### [Given request]
Produce a verbatim copy of the entries listed below.

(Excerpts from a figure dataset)

-- BEGIN --

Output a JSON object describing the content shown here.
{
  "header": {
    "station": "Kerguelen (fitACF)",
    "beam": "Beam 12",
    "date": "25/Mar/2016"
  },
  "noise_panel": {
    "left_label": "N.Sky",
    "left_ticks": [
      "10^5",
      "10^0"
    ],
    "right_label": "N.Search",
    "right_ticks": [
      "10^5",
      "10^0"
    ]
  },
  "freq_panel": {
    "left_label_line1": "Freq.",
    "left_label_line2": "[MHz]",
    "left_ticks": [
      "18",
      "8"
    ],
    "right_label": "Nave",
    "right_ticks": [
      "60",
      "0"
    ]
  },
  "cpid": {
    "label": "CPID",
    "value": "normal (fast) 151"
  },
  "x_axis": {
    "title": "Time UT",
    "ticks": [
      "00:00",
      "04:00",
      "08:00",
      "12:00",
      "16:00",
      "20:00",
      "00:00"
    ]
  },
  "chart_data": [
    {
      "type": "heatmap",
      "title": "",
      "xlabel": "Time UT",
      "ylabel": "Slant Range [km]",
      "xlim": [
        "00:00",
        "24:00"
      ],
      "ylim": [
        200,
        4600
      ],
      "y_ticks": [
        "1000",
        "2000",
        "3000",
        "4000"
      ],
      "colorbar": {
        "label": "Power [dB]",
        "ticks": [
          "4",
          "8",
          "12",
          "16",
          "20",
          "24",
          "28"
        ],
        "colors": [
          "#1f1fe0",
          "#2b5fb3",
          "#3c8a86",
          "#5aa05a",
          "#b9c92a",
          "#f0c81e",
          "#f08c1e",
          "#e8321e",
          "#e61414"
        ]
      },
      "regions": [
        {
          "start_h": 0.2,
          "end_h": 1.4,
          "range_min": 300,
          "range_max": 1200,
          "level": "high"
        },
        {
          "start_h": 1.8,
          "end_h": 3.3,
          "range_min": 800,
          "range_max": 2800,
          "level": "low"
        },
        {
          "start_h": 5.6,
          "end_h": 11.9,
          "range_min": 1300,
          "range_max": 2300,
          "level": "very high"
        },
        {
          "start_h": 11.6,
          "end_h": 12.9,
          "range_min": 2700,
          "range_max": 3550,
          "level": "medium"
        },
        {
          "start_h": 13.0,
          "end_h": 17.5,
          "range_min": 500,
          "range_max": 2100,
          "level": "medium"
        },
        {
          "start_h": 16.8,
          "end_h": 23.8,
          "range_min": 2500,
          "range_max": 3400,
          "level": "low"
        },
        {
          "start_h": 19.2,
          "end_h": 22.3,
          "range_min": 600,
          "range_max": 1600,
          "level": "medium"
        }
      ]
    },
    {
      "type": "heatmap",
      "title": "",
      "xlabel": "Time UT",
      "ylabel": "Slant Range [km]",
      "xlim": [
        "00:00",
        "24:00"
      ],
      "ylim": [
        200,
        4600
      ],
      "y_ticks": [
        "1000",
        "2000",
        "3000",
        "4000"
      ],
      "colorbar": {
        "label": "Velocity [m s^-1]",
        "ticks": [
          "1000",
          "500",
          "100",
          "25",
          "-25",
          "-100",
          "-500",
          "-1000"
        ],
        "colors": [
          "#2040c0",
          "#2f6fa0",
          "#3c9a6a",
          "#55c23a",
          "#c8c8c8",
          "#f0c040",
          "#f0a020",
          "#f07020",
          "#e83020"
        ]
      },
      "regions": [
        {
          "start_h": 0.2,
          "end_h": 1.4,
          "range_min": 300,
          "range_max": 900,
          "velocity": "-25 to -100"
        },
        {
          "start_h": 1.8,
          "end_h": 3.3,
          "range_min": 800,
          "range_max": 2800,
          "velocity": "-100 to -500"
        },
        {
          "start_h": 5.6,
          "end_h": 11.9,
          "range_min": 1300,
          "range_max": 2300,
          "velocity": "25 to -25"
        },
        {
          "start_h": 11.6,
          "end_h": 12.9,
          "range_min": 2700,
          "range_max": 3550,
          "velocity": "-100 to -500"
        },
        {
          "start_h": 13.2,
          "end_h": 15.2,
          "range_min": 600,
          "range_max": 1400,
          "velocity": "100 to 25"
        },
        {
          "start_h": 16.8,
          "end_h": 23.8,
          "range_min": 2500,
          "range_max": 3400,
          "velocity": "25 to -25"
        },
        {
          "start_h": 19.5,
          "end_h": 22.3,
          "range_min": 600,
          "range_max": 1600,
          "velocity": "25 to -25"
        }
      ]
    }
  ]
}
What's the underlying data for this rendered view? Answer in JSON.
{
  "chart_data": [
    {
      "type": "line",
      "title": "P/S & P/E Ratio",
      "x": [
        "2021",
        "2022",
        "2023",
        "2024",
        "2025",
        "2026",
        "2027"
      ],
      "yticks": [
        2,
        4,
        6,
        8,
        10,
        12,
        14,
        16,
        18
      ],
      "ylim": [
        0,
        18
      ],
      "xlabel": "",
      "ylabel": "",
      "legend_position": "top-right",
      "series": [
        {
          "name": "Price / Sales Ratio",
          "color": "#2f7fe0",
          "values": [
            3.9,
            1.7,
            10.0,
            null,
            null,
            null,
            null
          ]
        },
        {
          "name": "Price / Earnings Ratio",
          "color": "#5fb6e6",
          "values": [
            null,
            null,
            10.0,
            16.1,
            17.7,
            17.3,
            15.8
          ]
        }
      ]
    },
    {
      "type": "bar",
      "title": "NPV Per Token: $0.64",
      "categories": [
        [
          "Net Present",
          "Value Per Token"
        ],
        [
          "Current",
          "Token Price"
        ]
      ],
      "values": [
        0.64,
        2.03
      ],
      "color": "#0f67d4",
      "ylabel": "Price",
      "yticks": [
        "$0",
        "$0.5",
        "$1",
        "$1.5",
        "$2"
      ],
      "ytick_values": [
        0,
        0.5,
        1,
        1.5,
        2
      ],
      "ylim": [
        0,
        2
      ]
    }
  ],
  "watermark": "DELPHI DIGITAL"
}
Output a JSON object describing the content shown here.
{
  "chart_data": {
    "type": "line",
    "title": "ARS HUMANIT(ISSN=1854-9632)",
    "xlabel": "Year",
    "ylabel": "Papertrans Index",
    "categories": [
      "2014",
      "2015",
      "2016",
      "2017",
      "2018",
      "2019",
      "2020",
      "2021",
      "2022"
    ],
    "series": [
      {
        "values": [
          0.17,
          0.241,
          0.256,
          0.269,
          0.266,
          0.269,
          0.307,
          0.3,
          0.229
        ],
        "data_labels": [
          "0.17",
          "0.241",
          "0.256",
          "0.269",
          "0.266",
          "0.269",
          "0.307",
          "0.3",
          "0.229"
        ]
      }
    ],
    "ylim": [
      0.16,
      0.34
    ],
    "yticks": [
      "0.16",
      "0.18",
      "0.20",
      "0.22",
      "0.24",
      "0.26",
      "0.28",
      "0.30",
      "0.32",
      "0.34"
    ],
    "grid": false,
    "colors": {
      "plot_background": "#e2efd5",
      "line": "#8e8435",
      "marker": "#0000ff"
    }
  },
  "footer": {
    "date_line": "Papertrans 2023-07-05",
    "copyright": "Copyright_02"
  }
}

-- END --

### [Complete output]
Output a JSON object describing the content shown here.
{
  "header": {
    "station": "Kerguelen (fitACF)",
    "beam": "Beam 12",
    "date": "25/Mar/2016"
  },
  "noise_panel": {
    "left_label": "N.Sky",
    "left_ticks": [
      "10^5",
      "10^0"
    ],
    "right_label": "N.Search",
    "right_ticks": [
      "10^5",
      "10^0"
    ]
  },
  "freq_panel": {
    "left_label_line1": "Freq.",
    "left_label_line2": "[MHz]",
    "left_ticks": [
      "18",
      "8"
    ],
    "right_label": "Nave",
    "right_ticks": [
      "60",
      "0"
    ]
  },
  "cpid": {
    "label": "CPID",
    "value": "normal (fast) 151"
  },
  "x_axis": {
    "title": "Time UT",
    "ticks": [
      "00:00",
      "04:00",
      "08:00",
      "12:00",
      "16:00",
      "20:00",
      "00:00"
    ]
  },
  "chart_data": [
    {
      "type": "heatmap",
      "title": "",
      "xlabel": "Time UT",
      "ylabel": "Slant Range [km]",
      "xlim": [
        "00:00",
        "24:00"
      ],
      "ylim": [
        200,
        4600
      ],
      "y_ticks": [
        "1000",
        "2000",
        "3000",
        "4000"
      ],
      "colorbar": {
        "label": "Power [dB]",
        "ticks": [
          "4",
          "8",
          "12",
          "16",
          "20",
          "24",
          "28"
        ],
        "colors": [
          "#1f1fe0",
          "#2b5fb3",
          "#3c8a86",
          "#5aa05a",
          "#b9c92a",
          "#f0c81e",
          "#f08c1e",
          "#e8321e",
          "#e61414"
        ]
      },
      "regions": [
        {
          "start_h": 0.2,
          "end_h": 1.4,
          "range_min": 300,
          "range_max": 1200,
          "level": "high"
        },
        {
          "start_h": 1.8,
          "end_h": 3.3,
          "range_min": 800,
          "range_max": 2800,
          "level": "low"
        },
        {
          "start_h": 5.6,
          "end_h": 11.9,
          "range_min": 1300,
          "range_max": 2300,
          "level": "very high"
        },
        {
          "start_h": 11.6,
          "end_h": 12.9,
          "range_min": 2700,
          "range_max": 3550,
          "level": "medium"
        },
        {
          "start_h": 13.0,
          "end_h": 17.5,
          "range_min": 500,
          "range_max": 2100,
          "level": "medium"
        },
        {
          "start_h": 16.8,
          "end_h": 23.8,
          "range_min": 2500,
          "range_max": 3400,
          "level": "low"
        },
        {
          "start_h": 19.2,
          "end_h": 22.3,
          "range_min": 600,
          "range_max": 1600,
          "level": "medium"
        }
      ]
    },
    {
      "type": "heatmap",
      "title": "",
      "xlabel": "Time UT",
      "ylabel": "Slant Range [km]",
      "xlim": [
        "00:00",
        "24:00"
      ],
      "ylim": [
        200,
        4600
      ],
      "y_ticks": [
        "1000",
        "2000",
        "3000",
        "4000"
      ],
      "colorbar": {
        "label": "Velocity [m s^-1]",
        "ticks": [
          "1000",
          "500",
          "100",
          "25",
          "-25",
          "-100",
          "-500",
          "-1000"
        ],
        "colors": [
          "#2040c0",
          "#2f6fa0",
          "#3c9a6a",
          "#55c23a",
          "#c8c8c8",
          "#f0c040",
          "#f0a020",
          "#f07020",
          "#e83020"
        ]
      },
      "regions": [
        {
          "start_h": 0.2,
          "end_h": 1.4,
          "range_min": 300,
          "range_max": 900,
          "velocity": "-25 to -100"
        },
        {
          "start_h": 1.8,
          "end_h": 3.3,
          "range_min": 800,
          "range_max": 2800,
          "velocity": "-100 to -500"
        },
        {
          "start_h": 5.6,
          "end_h": 11.9,
          "range_min": 1300,
          "range_max": 2300,
          "velocity": "25 to -25"
        },
        {
          "start_h": 11.6,
          "end_h": 12.9,
          "range_min": 2700,
          "range_max": 3550,
          "velocity": "-100 to -500"
        },
        {
          "start_h": 13.2,
          "end_h": 15.2,
          "range_min": 600,
          "range_max": 1400,
          "velocity": "100 to 25"
        },
        {
          "start_h": 16.8,
          "end_h": 23.8,
          "range_min": 2500,
          "range_max": 3400,
          "velocity": "25 to -25"
        },
        {
          "start_h": 19.5,
          "end_h": 22.3,
          "range_min": 600,
          "range_max": 1600,
          "velocity": "25 to -25"
        }
      ]
    }
  ]
}
What's the underlying data for this rendered view? Answer in JSON.
{
  "chart_data": [
    {
      "type": "line",
      "title": "P/S & P/E Ratio",
      "x": [
        "2021",
        "2022",
        "2023",
        "2024",
        "2025",
        "2026",
        "2027"
      ],
      "yticks": [
        2,
        4,
        6,
        8,
        10,
        12,
        14,
        16,
        18
      ],
      "ylim": [
        0,
        18
      ],
      "xlabel": "",
      "ylabel": "",
      "legend_position": "top-right",
      "series": [
        {
          "name": "Price / Sales Ratio",
          "color": "#2f7fe0",
          "values": [
            3.9,
            1.7,
            10.0,
            null,
            null,
            null,
            null
          ]
        },
        {
          "name": "Price / Earnings Ratio",
          "color": "#5fb6e6",
          "values": [
            null,
            null,
            10.0,
            16.1,
            17.7,
            17.3,
            15.8
          ]
        }
      ]
    },
    {
      "type": "bar",
      "title": "NPV Per Token: $0.64",
      "categories": [
        [
          "Net Present",
          "Value Per Token"
        ],
        [
          "Current",
          "Token Price"
        ]
      ],
      "values": [
        0.64,
        2.03
      ],
      "color": "#0f67d4",
      "ylabel": "Price",
      "yticks": [
        "$0",
        "$0.5",
        "$1",
        "$1.5",
        "$2"
      ],
      "ytick_values": [
        0,
        0.5,
        1,
        1.5,
        2
      ],
      "ylim": [
        0,
        2
      ]
    }
  ],
  "watermark": "DELPHI DIGITAL"
}
Output a JSON object describing the content shown here.
{
  "chart_data": {
    "type": "line",
    "title": "ARS HUMANIT(ISSN=1854-9632)",
    "xlabel": "Year",
    "ylabel": "Papertrans Index",
    "categories": [
      "2014",
      "2015",
      "2016",
      "2017",
      "2018",
      "2019",
      "2020",
      "2021",
      "2022"
    ],
    "series": [
      {
        "values": [
          0.17,
          0.241,
          0.256,
          0.269,
          0.266,
          0.269,
          0.307,
          0.3,
          0.229
        ],
        "data_labels": [
          "0.17",
          "0.241",
          "0.256",
          "0.269",
          "0.266",
          "0.269",
          "0.307",
          "0.3",
          "0.229"
        ]
      }
    ],
    "ylim": [
      0.16,
      0.34
    ],
    "yticks": [
      "0.16",
      "0.18",
      "0.20",
      "0.22",
      "0.24",
      "0.26",
      "0.28",
      "0.30",
      "0.32",
      "0.34"
    ],
    "grid": false,
    "colors": {
      "plot_background": "#e2efd5",
      "line": "#8e8435",
      "marker": "#0000ff"
    }
  },
  "footer": {
    "date_line": "Papertrans 2023-07-05",
    "copyright": "Copyright_02"
  }
}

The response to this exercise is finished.